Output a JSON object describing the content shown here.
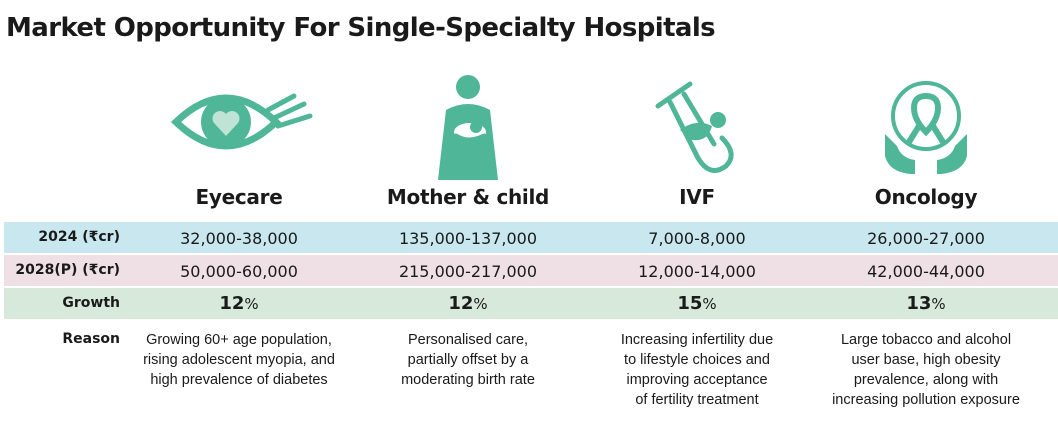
{
  "title": "Market Opportunity For Single-Specialty Hospitals",
  "colors": {
    "icon": "#4fb698",
    "band_2024": "#c8e7ee",
    "band_2028": "#eee0e4",
    "band_growth": "#d6e9da"
  },
  "chart_data": {
    "type": "table",
    "title": "Market Opportunity For Single-Specialty Hospitals",
    "columns": [
      {
        "name": "Eyecare",
        "icon": "eye-icon"
      },
      {
        "name": "Mother & child",
        "icon": "mother-child-icon"
      },
      {
        "name": "IVF",
        "icon": "ivf-icon"
      },
      {
        "name": "Oncology",
        "icon": "oncology-ribbon-icon"
      }
    ],
    "row_labels": {
      "y2024": "2024 (₹cr)",
      "y2028": "2028(P) (₹cr)",
      "growth": "Growth",
      "reason": "Reason"
    },
    "y2024": [
      "32,000-38,000",
      "135,000-137,000",
      "7,000-8,000",
      "26,000-27,000"
    ],
    "y2028": [
      "50,000-60,000",
      "215,000-217,000",
      "12,000-14,000",
      "42,000-44,000"
    ],
    "growth": [
      {
        "value": "12",
        "unit": "%"
      },
      {
        "value": "12",
        "unit": "%"
      },
      {
        "value": "15",
        "unit": "%"
      },
      {
        "value": "13",
        "unit": "%"
      }
    ],
    "reasons": [
      [
        "Growing 60+ age population,",
        "rising adolescent myopia, and",
        "high prevalence of diabetes"
      ],
      [
        "Personalised care,",
        "partially offset by a",
        "moderating birth rate"
      ],
      [
        "Increasing infertility due",
        "to lifestyle choices and",
        "improving acceptance",
        "of fertility treatment"
      ],
      [
        "Large tobacco and alcohol",
        "user base, high obesity",
        "prevalence, along with",
        "increasing pollution exposure"
      ]
    ]
  }
}
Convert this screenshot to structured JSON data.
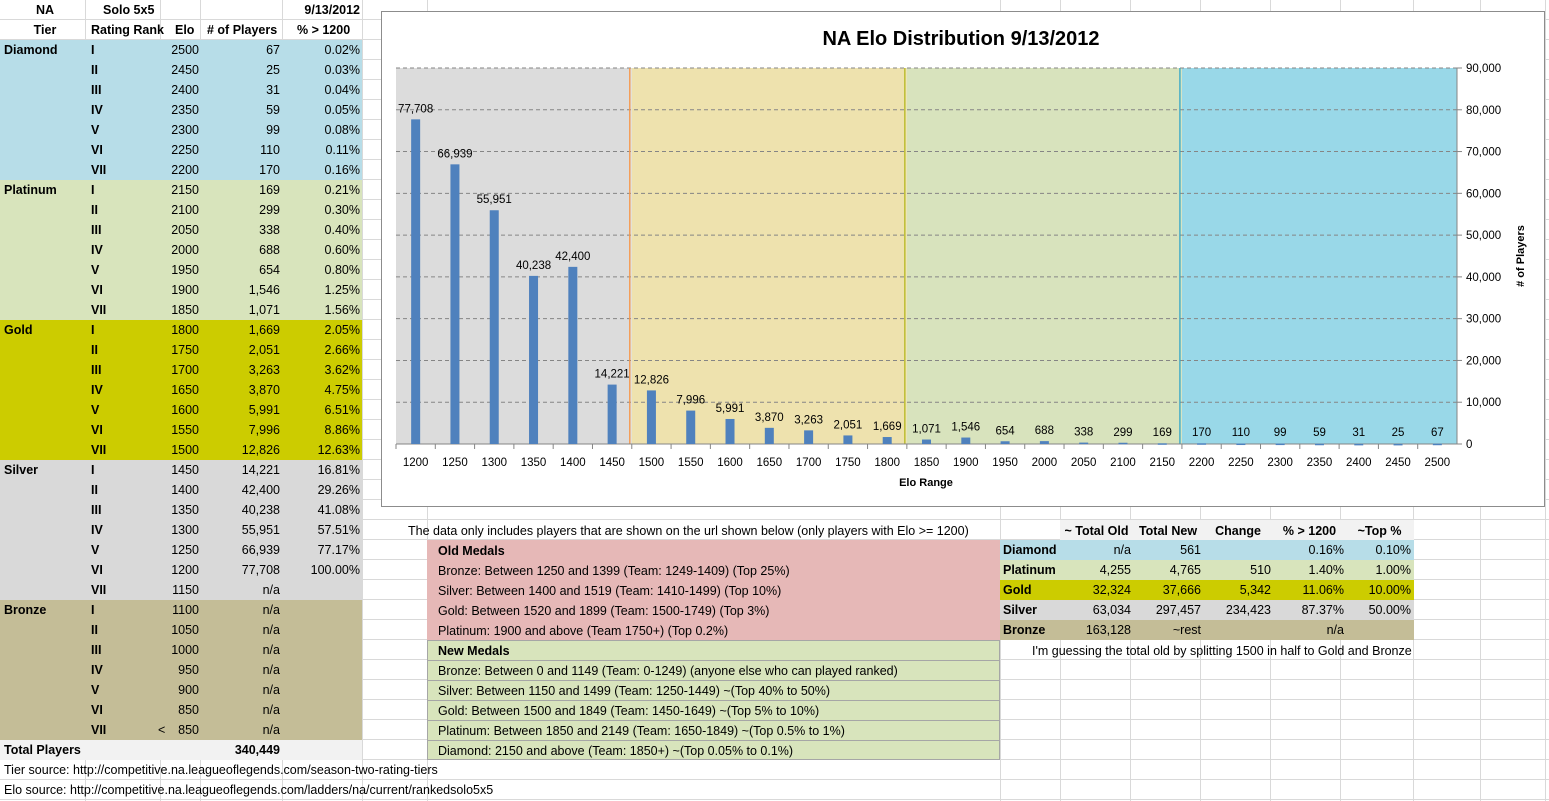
{
  "left_table": {
    "header": {
      "region": "NA",
      "queue": "Solo 5x5",
      "date": "9/13/2012",
      "col_tier": "Tier",
      "col_rank": "Rating Rank",
      "col_elo": "Elo",
      "col_players": "# of Players",
      "col_pct": "% > 1200"
    },
    "tiers": [
      {
        "name": "Diamond",
        "color": "#b7dde8",
        "rows": [
          {
            "rank": "I",
            "elo": "2500",
            "players": "67",
            "pct": "0.02%"
          },
          {
            "rank": "II",
            "elo": "2450",
            "players": "25",
            "pct": "0.03%"
          },
          {
            "rank": "III",
            "elo": "2400",
            "players": "31",
            "pct": "0.04%"
          },
          {
            "rank": "IV",
            "elo": "2350",
            "players": "59",
            "pct": "0.05%"
          },
          {
            "rank": "V",
            "elo": "2300",
            "players": "99",
            "pct": "0.08%"
          },
          {
            "rank": "VI",
            "elo": "2250",
            "players": "110",
            "pct": "0.11%"
          },
          {
            "rank": "VII",
            "elo": "2200",
            "players": "170",
            "pct": "0.16%"
          }
        ]
      },
      {
        "name": "Platinum",
        "color": "#d8e4bc",
        "rows": [
          {
            "rank": "I",
            "elo": "2150",
            "players": "169",
            "pct": "0.21%"
          },
          {
            "rank": "II",
            "elo": "2100",
            "players": "299",
            "pct": "0.30%"
          },
          {
            "rank": "III",
            "elo": "2050",
            "players": "338",
            "pct": "0.40%"
          },
          {
            "rank": "IV",
            "elo": "2000",
            "players": "688",
            "pct": "0.60%"
          },
          {
            "rank": "V",
            "elo": "1950",
            "players": "654",
            "pct": "0.80%"
          },
          {
            "rank": "VI",
            "elo": "1900",
            "players": "1,546",
            "pct": "1.25%"
          },
          {
            "rank": "VII",
            "elo": "1850",
            "players": "1,071",
            "pct": "1.56%"
          }
        ]
      },
      {
        "name": "Gold",
        "color": "#cccc00",
        "rows": [
          {
            "rank": "I",
            "elo": "1800",
            "players": "1,669",
            "pct": "2.05%"
          },
          {
            "rank": "II",
            "elo": "1750",
            "players": "2,051",
            "pct": "2.66%"
          },
          {
            "rank": "III",
            "elo": "1700",
            "players": "3,263",
            "pct": "3.62%"
          },
          {
            "rank": "IV",
            "elo": "1650",
            "players": "3,870",
            "pct": "4.75%"
          },
          {
            "rank": "V",
            "elo": "1600",
            "players": "5,991",
            "pct": "6.51%"
          },
          {
            "rank": "VI",
            "elo": "1550",
            "players": "7,996",
            "pct": "8.86%"
          },
          {
            "rank": "VII",
            "elo": "1500",
            "players": "12,826",
            "pct": "12.63%"
          }
        ]
      },
      {
        "name": "Silver",
        "color": "#d9d9d9",
        "rows": [
          {
            "rank": "I",
            "elo": "1450",
            "players": "14,221",
            "pct": "16.81%"
          },
          {
            "rank": "II",
            "elo": "1400",
            "players": "42,400",
            "pct": "29.26%"
          },
          {
            "rank": "III",
            "elo": "1350",
            "players": "40,238",
            "pct": "41.08%"
          },
          {
            "rank": "IV",
            "elo": "1300",
            "players": "55,951",
            "pct": "57.51%"
          },
          {
            "rank": "V",
            "elo": "1250",
            "players": "66,939",
            "pct": "77.17%"
          },
          {
            "rank": "VI",
            "elo": "1200",
            "players": "77,708",
            "pct": "100.00%"
          },
          {
            "rank": "VII",
            "elo": "1150",
            "players": "n/a",
            "pct": ""
          }
        ]
      },
      {
        "name": "Bronze",
        "color": "#c4bd97",
        "rows": [
          {
            "rank": "I",
            "elo": "1100",
            "players": "n/a",
            "pct": ""
          },
          {
            "rank": "II",
            "elo": "1050",
            "players": "n/a",
            "pct": ""
          },
          {
            "rank": "III",
            "elo": "1000",
            "players": "n/a",
            "pct": ""
          },
          {
            "rank": "IV",
            "elo": "950",
            "players": "n/a",
            "pct": ""
          },
          {
            "rank": "V",
            "elo": "900",
            "players": "n/a",
            "pct": ""
          },
          {
            "rank": "VI",
            "elo": "850",
            "players": "n/a",
            "pct": ""
          },
          {
            "rank": "VII",
            "prefix": "<",
            "elo": "850",
            "players": "n/a",
            "pct": ""
          }
        ]
      }
    ],
    "total_label": "Total Players",
    "total_value": "340,449",
    "tier_source": "Tier source: http://competitive.na.leagueoflegends.com/season-two-rating-tiers",
    "elo_source": "Elo source: http://competitive.na.leagueoflegends.com/ladders/na/current/rankedsolo5x5"
  },
  "note": "The data only includes players that are shown on the url shown below (only players with Elo >= 1200)",
  "old_medals": {
    "title": "Old Medals",
    "color": "#e6b8b7",
    "lines": [
      "Bronze: Between 1250 and 1399 (Team: 1249-1409) (Top 25%)",
      "Silver: Between 1400 and 1519 (Team: 1410-1499) (Top 10%)",
      "Gold: Between 1520 and 1899 (Team: 1500-1749) (Top 3%)",
      "Platinum: 1900 and above (Team 1750+) (Top 0.2%)"
    ]
  },
  "new_medals": {
    "title": "New Medals",
    "color": "#d8e4bc",
    "lines": [
      "Bronze: Between 0 and 1149 (Team: 0-1249) (anyone else who can played ranked)",
      "Silver: Between 1150 and 1499 (Team: 1250-1449) ~(Top 40% to 50%)",
      "Gold: Between 1500 and 1849 (Team: 1450-1649) ~(Top 5% to 10%)",
      "Platinum: Between 1850 and 2149 (Team: 1650-1849) ~(Top 0.5% to 1%)",
      "Diamond: 2150 and above (Team: 1850+) ~(Top 0.05% to 0.1%)"
    ]
  },
  "summary": {
    "headers": [
      "~ Total Old",
      "Total New",
      "Change",
      "% > 1200",
      "~Top %"
    ],
    "rows": [
      {
        "tier": "Diamond",
        "color": "#b7dde8",
        "cells": [
          "n/a",
          "561",
          "",
          "0.16%",
          "0.10%"
        ]
      },
      {
        "tier": "Platinum",
        "color": "#d8e4bc",
        "cells": [
          "4,255",
          "4,765",
          "510",
          "1.40%",
          "1.00%"
        ]
      },
      {
        "tier": "Gold",
        "color": "#cccc00",
        "cells": [
          "32,324",
          "37,666",
          "5,342",
          "11.06%",
          "10.00%"
        ]
      },
      {
        "tier": "Silver",
        "color": "#d9d9d9",
        "cells": [
          "63,034",
          "297,457",
          "234,423",
          "87.37%",
          "50.00%"
        ]
      },
      {
        "tier": "Bronze",
        "color": "#c4bd97",
        "cells": [
          "163,128",
          "~rest",
          "",
          "n/a",
          ""
        ]
      }
    ],
    "footnote": "I'm guessing the total old by splitting 1500 in half to Gold and Bronze"
  },
  "chart_data": {
    "type": "bar",
    "title": "NA Elo Distribution 9/13/2012",
    "xlabel": "Elo Range",
    "ylabel": "# of Players",
    "ylim": [
      0,
      90000
    ],
    "yticks": [
      "0",
      "10,000",
      "20,000",
      "30,000",
      "40,000",
      "50,000",
      "60,000",
      "70,000",
      "80,000",
      "90,000"
    ],
    "categories": [
      "1200",
      "1250",
      "1300",
      "1350",
      "1400",
      "1450",
      "1500",
      "1550",
      "1600",
      "1650",
      "1700",
      "1750",
      "1800",
      "1850",
      "1900",
      "1950",
      "2000",
      "2050",
      "2100",
      "2150",
      "2200",
      "2250",
      "2300",
      "2350",
      "2400",
      "2450",
      "2500"
    ],
    "values": [
      77708,
      66939,
      55951,
      40238,
      42400,
      14221,
      12826,
      7996,
      5991,
      3870,
      3263,
      2051,
      1669,
      1071,
      1546,
      654,
      688,
      338,
      299,
      169,
      170,
      110,
      99,
      59,
      31,
      25,
      67
    ],
    "labels": [
      "77,708",
      "66,939",
      "55,951",
      "40,238",
      "42,400",
      "14,221",
      "12,826",
      "7,996",
      "5,991",
      "3,870",
      "3,263",
      "2,051",
      "1,669",
      "1,071",
      "1,546",
      "654",
      "688",
      "338",
      "299",
      "169",
      "170",
      "110",
      "99",
      "59",
      "31",
      "25",
      "67"
    ],
    "bar_color": "#4f81bd",
    "grid": true,
    "bands": [
      {
        "name": "Silver",
        "start": "1200",
        "end": "1450",
        "color": "#dcdcdc",
        "line": "#f79646"
      },
      {
        "name": "Gold",
        "start": "1500",
        "end": "1800",
        "color": "#eee2ae",
        "line": "#b5b820"
      },
      {
        "name": "Platinum",
        "start": "1850",
        "end": "2150",
        "color": "#d8e3bd",
        "line": "#31a5c8"
      },
      {
        "name": "Diamond",
        "start": "2200",
        "end": "2500",
        "color": "#99d8e8",
        "line": ""
      }
    ]
  }
}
# # # # # # #
[EXERCISE INSTRUCTIONS]
Go through the records and gather the lines that hold "high".

[REPLY TO THE EXERCISE]
        "high prevalence of diabetes"
        "user base, high obesity",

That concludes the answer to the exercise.